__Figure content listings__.
--- Start ---

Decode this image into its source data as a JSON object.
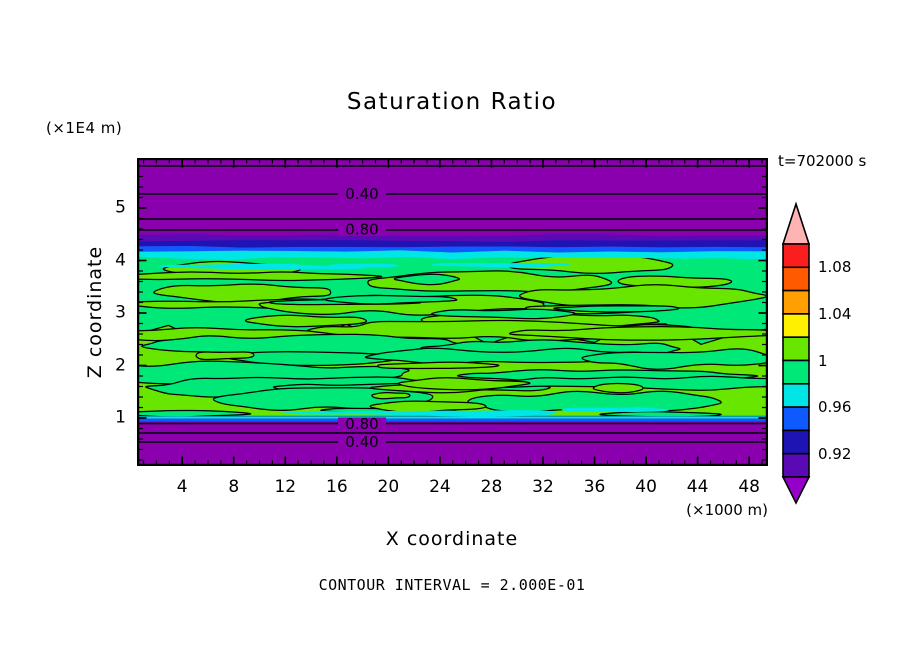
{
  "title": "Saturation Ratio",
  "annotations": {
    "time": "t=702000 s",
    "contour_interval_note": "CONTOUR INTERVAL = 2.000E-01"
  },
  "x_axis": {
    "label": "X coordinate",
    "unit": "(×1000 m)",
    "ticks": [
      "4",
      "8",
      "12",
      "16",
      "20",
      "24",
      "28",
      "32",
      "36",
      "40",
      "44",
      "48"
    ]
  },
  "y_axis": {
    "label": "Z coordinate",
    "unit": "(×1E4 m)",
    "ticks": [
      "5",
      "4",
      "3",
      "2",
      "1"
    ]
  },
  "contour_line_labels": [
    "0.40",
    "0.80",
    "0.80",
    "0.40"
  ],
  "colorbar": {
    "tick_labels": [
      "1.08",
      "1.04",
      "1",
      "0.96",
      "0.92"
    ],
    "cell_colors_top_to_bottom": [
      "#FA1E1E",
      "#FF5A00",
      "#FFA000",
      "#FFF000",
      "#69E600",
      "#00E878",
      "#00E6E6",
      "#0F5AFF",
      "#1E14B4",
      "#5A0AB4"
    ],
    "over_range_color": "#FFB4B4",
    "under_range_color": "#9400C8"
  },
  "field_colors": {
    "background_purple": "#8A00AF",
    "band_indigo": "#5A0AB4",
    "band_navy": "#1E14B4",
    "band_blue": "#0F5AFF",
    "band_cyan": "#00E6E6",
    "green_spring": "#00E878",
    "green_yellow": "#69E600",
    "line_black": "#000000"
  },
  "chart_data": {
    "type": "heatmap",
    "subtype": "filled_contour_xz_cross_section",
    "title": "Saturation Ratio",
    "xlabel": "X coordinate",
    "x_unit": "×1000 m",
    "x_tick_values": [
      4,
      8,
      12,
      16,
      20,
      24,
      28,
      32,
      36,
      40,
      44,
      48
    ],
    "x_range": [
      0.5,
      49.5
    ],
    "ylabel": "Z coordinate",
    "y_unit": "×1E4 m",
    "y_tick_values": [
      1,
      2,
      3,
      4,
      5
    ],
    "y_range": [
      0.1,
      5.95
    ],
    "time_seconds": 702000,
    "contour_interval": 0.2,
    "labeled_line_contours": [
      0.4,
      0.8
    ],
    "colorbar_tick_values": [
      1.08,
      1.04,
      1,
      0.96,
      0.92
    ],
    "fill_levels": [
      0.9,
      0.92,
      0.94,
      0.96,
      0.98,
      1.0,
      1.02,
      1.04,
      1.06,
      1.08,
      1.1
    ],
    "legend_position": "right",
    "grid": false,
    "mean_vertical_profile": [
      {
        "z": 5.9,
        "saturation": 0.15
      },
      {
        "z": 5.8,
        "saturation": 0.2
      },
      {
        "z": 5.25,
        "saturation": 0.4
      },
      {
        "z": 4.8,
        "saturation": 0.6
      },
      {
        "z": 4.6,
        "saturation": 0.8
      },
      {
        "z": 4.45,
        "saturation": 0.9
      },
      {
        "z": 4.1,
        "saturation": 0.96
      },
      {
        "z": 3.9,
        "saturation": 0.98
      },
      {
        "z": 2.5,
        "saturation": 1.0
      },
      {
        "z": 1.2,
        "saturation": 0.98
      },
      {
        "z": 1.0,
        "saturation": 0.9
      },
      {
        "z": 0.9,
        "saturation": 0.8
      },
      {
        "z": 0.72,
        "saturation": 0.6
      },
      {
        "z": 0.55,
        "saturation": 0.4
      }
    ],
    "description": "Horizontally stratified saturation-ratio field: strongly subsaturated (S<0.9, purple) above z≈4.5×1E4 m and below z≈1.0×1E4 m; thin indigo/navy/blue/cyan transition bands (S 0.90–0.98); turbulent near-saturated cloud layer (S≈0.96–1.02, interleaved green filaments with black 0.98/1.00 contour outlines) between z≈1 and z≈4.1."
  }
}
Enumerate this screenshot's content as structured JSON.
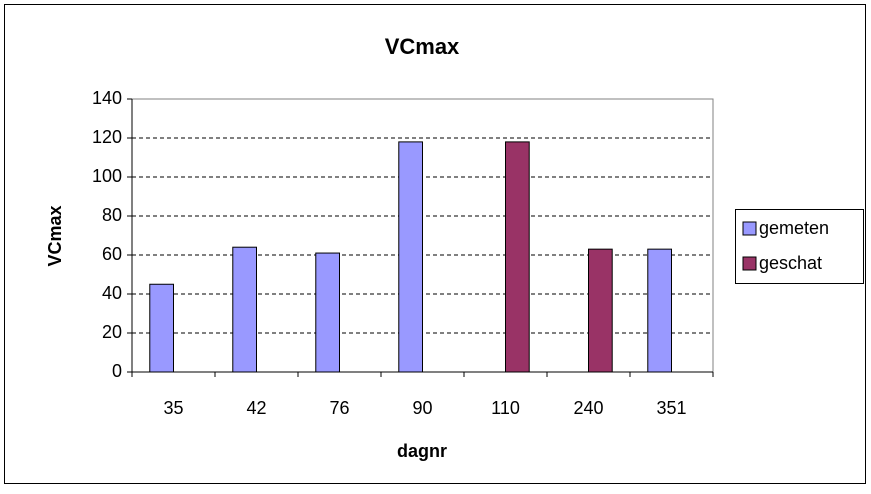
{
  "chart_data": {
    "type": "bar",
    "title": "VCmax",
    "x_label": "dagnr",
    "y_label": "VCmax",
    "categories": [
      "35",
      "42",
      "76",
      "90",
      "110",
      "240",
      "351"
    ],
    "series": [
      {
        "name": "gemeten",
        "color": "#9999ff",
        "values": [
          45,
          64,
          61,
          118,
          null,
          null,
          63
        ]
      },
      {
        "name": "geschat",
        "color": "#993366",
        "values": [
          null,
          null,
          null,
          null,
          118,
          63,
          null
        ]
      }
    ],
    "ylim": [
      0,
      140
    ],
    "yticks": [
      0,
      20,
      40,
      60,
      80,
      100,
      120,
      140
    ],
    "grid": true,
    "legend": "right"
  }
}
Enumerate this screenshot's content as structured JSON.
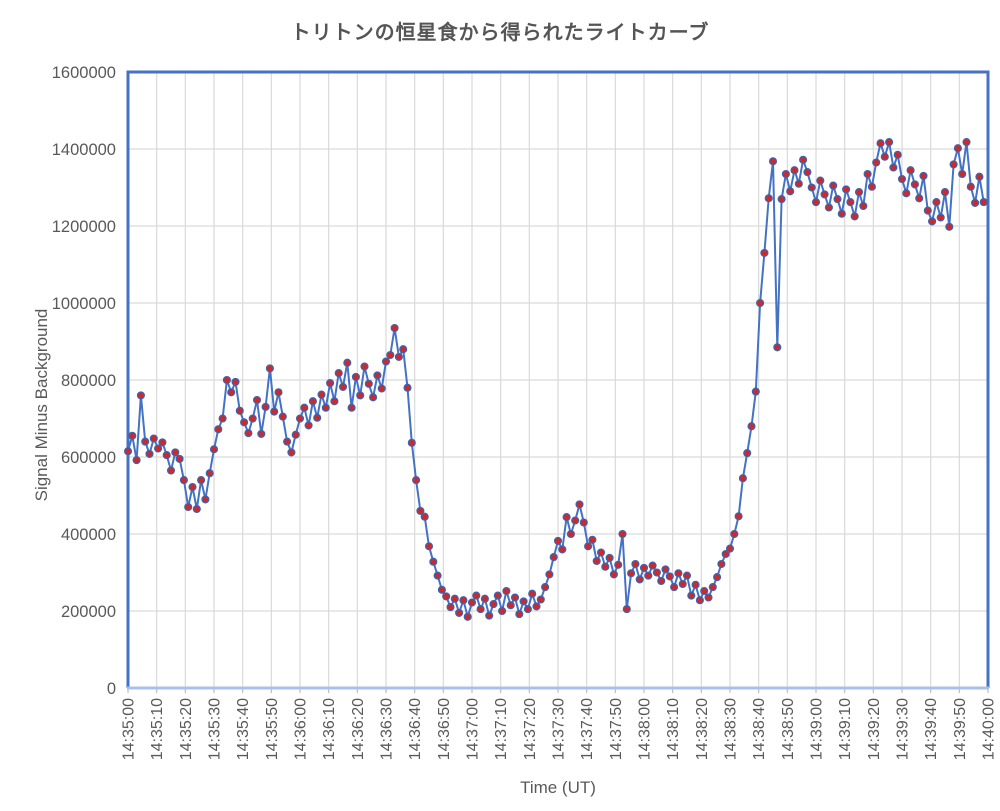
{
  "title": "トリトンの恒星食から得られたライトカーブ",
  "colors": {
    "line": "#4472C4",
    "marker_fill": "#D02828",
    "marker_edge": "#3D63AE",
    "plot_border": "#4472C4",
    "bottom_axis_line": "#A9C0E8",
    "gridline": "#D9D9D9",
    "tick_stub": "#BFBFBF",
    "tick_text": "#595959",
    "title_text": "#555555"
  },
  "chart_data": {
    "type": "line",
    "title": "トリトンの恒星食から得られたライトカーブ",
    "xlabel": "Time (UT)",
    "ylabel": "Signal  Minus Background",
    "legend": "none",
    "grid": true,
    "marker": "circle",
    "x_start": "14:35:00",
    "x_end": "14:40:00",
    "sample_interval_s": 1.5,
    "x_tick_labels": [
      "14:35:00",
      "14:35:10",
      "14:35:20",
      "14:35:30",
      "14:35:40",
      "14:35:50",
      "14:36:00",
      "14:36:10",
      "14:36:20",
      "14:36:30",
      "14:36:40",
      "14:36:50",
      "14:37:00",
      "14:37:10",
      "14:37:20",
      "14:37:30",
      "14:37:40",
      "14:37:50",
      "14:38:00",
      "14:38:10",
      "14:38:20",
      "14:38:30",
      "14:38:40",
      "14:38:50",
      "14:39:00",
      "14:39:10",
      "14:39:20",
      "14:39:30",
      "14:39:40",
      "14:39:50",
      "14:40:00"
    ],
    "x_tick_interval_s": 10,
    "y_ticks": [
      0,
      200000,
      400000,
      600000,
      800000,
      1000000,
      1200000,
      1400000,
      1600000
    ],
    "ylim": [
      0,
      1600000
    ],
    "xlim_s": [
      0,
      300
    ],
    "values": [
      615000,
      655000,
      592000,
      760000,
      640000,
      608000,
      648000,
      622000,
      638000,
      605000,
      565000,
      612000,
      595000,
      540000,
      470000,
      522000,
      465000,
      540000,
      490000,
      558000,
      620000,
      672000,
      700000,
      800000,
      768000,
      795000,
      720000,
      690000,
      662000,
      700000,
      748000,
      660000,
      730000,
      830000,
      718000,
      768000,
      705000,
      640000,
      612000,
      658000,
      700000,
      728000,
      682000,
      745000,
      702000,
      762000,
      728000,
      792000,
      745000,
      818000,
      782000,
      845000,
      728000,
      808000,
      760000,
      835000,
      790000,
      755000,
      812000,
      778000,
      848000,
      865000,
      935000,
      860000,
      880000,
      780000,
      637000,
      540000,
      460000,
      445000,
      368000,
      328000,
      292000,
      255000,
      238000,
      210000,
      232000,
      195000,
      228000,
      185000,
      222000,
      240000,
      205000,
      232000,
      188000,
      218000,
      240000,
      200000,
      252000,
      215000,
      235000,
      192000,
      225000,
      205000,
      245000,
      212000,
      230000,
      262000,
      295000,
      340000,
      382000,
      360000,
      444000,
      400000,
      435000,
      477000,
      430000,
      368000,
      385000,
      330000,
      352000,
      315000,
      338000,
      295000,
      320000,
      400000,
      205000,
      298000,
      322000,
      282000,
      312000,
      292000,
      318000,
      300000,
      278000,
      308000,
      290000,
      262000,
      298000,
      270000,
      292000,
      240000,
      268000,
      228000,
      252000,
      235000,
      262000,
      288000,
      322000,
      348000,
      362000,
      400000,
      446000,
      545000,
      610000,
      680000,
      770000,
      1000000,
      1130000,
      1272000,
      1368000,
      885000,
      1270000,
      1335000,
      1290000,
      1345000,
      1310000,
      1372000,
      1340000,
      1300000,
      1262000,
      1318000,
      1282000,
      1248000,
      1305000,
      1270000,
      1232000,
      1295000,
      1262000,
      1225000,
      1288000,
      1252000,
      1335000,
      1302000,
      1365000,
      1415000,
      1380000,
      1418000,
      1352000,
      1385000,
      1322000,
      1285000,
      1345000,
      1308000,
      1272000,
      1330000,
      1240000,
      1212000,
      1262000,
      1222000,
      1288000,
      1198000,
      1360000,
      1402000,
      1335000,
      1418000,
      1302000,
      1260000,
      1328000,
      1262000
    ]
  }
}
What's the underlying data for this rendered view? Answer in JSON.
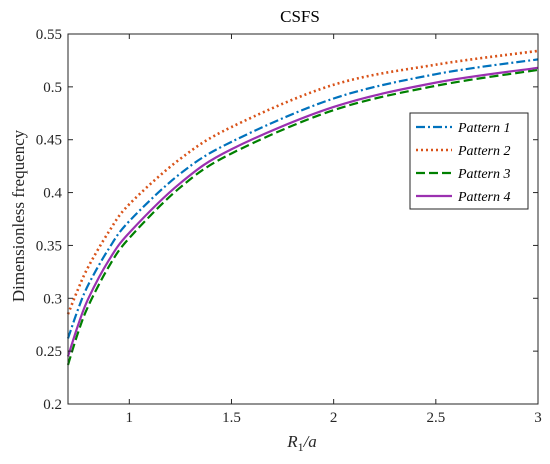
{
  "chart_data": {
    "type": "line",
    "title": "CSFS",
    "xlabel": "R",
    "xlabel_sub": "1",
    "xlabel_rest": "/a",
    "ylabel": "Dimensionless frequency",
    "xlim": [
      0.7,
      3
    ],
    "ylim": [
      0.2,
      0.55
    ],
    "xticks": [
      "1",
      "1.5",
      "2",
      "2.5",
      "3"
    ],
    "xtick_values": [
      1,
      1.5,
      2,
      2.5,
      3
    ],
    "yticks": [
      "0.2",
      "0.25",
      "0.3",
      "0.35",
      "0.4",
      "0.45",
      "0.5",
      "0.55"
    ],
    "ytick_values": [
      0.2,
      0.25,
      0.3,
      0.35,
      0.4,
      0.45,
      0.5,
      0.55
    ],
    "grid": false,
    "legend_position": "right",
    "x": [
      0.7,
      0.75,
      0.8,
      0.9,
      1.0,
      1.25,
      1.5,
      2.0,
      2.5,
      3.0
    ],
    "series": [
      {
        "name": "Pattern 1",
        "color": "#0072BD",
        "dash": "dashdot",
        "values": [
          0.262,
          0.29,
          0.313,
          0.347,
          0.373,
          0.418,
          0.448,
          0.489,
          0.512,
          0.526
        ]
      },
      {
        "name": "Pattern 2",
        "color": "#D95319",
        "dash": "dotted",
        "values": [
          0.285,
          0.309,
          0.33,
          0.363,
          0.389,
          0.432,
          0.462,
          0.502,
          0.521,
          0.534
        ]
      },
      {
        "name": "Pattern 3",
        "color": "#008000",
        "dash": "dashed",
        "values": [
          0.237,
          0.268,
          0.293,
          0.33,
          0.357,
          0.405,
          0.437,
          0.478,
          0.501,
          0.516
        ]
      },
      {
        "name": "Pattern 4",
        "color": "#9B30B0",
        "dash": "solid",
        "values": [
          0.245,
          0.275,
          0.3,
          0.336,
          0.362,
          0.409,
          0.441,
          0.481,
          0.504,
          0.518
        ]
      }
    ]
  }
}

--- End ---

Every line from the one containing "What's the underlying" through the end of the entries above, both included, should be extracted exactly, with pictures left out.

__Complete response__.
What's the underlying data for this rendered view? Answer in JSON.
{
  "chart_data": {
    "type": "line",
    "title": "CSFS",
    "xlabel": "R",
    "xlabel_sub": "1",
    "xlabel_rest": "/a",
    "ylabel": "Dimensionless frequency",
    "xlim": [
      0.7,
      3
    ],
    "ylim": [
      0.2,
      0.55
    ],
    "xticks": [
      "1",
      "1.5",
      "2",
      "2.5",
      "3"
    ],
    "xtick_values": [
      1,
      1.5,
      2,
      2.5,
      3
    ],
    "yticks": [
      "0.2",
      "0.25",
      "0.3",
      "0.35",
      "0.4",
      "0.45",
      "0.5",
      "0.55"
    ],
    "ytick_values": [
      0.2,
      0.25,
      0.3,
      0.35,
      0.4,
      0.45,
      0.5,
      0.55
    ],
    "grid": false,
    "legend_position": "right",
    "x": [
      0.7,
      0.75,
      0.8,
      0.9,
      1.0,
      1.25,
      1.5,
      2.0,
      2.5,
      3.0
    ],
    "series": [
      {
        "name": "Pattern 1",
        "color": "#0072BD",
        "dash": "dashdot",
        "values": [
          0.262,
          0.29,
          0.313,
          0.347,
          0.373,
          0.418,
          0.448,
          0.489,
          0.512,
          0.526
        ]
      },
      {
        "name": "Pattern 2",
        "color": "#D95319",
        "dash": "dotted",
        "values": [
          0.285,
          0.309,
          0.33,
          0.363,
          0.389,
          0.432,
          0.462,
          0.502,
          0.521,
          0.534
        ]
      },
      {
        "name": "Pattern 3",
        "color": "#008000",
        "dash": "dashed",
        "values": [
          0.237,
          0.268,
          0.293,
          0.33,
          0.357,
          0.405,
          0.437,
          0.478,
          0.501,
          0.516
        ]
      },
      {
        "name": "Pattern 4",
        "color": "#9B30B0",
        "dash": "solid",
        "values": [
          0.245,
          0.275,
          0.3,
          0.336,
          0.362,
          0.409,
          0.441,
          0.481,
          0.504,
          0.518
        ]
      }
    ]
  }
}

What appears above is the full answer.